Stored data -

start

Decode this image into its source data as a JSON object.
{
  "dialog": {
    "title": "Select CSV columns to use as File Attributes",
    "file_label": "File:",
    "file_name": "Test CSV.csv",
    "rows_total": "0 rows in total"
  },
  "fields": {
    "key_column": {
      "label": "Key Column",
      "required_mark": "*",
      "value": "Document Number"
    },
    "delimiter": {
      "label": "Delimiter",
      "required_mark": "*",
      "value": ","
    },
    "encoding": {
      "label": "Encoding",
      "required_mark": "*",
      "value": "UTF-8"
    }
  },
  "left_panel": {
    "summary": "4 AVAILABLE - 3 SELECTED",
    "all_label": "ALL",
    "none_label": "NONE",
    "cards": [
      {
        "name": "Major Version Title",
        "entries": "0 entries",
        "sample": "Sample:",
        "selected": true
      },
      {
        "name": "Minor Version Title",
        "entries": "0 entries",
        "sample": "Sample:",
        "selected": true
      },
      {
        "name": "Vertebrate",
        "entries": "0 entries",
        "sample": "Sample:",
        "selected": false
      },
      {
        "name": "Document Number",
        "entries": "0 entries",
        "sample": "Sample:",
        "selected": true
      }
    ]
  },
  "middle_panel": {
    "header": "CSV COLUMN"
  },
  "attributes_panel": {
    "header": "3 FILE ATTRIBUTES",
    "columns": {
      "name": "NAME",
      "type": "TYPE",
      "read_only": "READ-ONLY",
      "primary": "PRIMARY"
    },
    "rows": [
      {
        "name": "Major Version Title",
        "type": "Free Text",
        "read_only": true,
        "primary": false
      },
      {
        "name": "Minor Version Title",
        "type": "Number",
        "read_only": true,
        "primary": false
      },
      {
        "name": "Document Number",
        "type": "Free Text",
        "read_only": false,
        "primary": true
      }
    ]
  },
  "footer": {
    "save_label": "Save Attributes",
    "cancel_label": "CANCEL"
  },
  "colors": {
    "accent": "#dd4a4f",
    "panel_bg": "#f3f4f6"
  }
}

end

WHAT TO WORK ON - Of all the lines in the entries, how many contain the word "primary"? Give only the number.

COMPLETED TASK - 4